= SELECTION =
I’ve been doing a lot of soulsearching lately.

I’ve made the transition from full-time writer to part-time writer (and am working going back to full-time or something full-time), and the experience has really made me think.

What is a technical writer? A glorified typist? A precise troubleshooter? An information developer?

How can these skills translate into other positions within an organization? Systems Analyst? Business Analyst? Programmer (with some classes under my belt)? User Interface designer? Courseware Developer?

When I look at my resume from ten years ago or so, I want to laugh so hard I cry. I was a brave little typist back then, with some skill in figuring stuff out and putting it to paper for other people. And I met a lot of people, and picked up a lot of skills. It’s been a heck of a decade since I threw myself out there with a few years of self-directed experience on a resume that didn’t quite fill one page.

Thanks to the friends and colleagues I’ve met along the way. :)

I have changed and grown, a lot. But in dealing with a student-oriented software program (I’m back in school and all classes require me to manage my courses and work within a software dashboard) I’ve learned something that’s remained the same for me for well over two decades now. I’ve never really met an interface that I really really liked. I need to stay in the business and keep pushing improvements. I may never get to “totally happy” but I’ll stick with “happy enough for this release”.

= REQUIRED ACTIONS =
a) According to the post, for how long has the author never really met an interface they really liked?
b) Write out the post from "What is a technical" up to and including "designer? Courseware Developer?", swapping "Business Analyst" for "Project Manager".
Rely only on the post to respond.

= PROVIDED MATERIAL =
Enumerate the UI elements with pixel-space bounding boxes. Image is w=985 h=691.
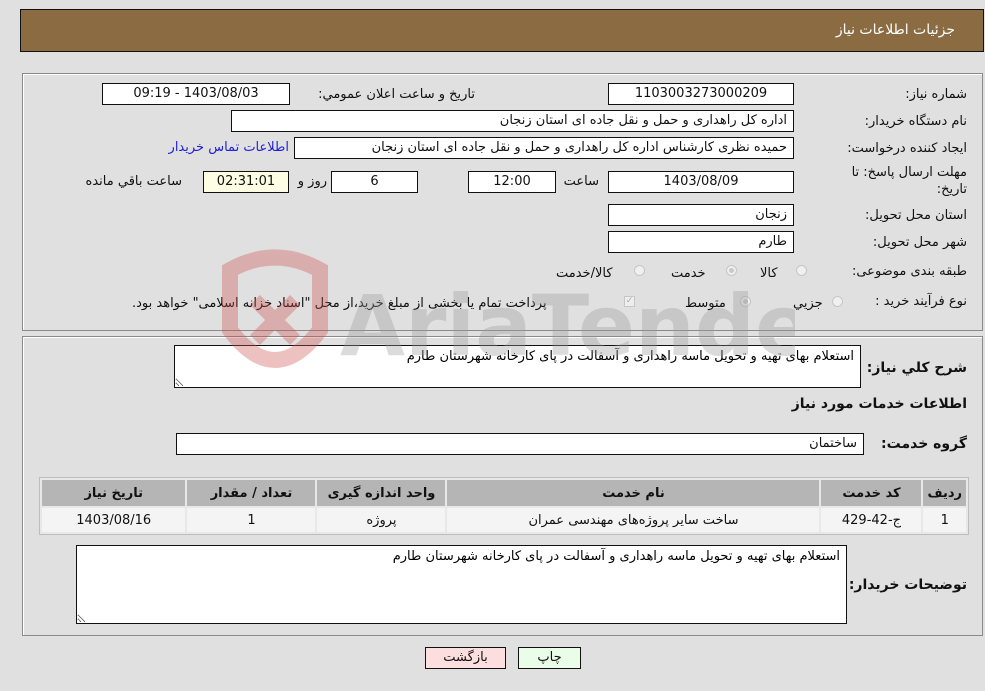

= SOLVED TASKS =
a) For well over two decades.

b)
What is a technical writer? A glorified typist? A precise troubleshooter? An information developer?

How can these skills translate into other positions within an organization? Systems Analyst? Project Manager? Programmer (with some classes under my belt)? User Interface designer? Courseware Developer?